*STATED TASK*
Can you turn every line of the records below into a JSON list of strings, one string per line, with blank lines and pictures left out?

Items stored from a collection
• • • • • • •

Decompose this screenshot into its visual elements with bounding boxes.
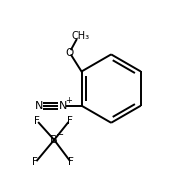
Text: F: F [32, 157, 38, 167]
Text: O: O [65, 48, 74, 58]
Text: F: F [34, 116, 40, 126]
Text: +: + [65, 96, 72, 105]
Text: N: N [35, 101, 43, 111]
Text: F: F [67, 116, 73, 126]
Text: B: B [50, 135, 58, 145]
Text: CH₃: CH₃ [72, 31, 90, 40]
Text: F: F [68, 157, 74, 167]
Text: −: − [56, 130, 64, 140]
Text: N: N [58, 101, 67, 111]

• • • • • • •

*SOLUTION TO THIS PROBLEM*
[
  "Decompose this screenshot into its visual elements with bounding boxes.",
  "Text: F: F [32, 157, 38, 167]",
  "Text: O: O [65, 48, 74, 58]",
  "Text: F: F [34, 116, 40, 126]",
  "Text: +: + [65, 96, 72, 105]",
  "Text: N: N [35, 101, 43, 111]",
  "Text: F: F [67, 116, 73, 126]",
  "Text: B: B [50, 135, 58, 145]",
  "Text: CH₃: CH₃ [72, 31, 90, 40]",
  "Text: F: F [68, 157, 74, 167]",
  "Text: −: − [56, 130, 64, 140]",
  "Text: N: N [58, 101, 67, 111]"
]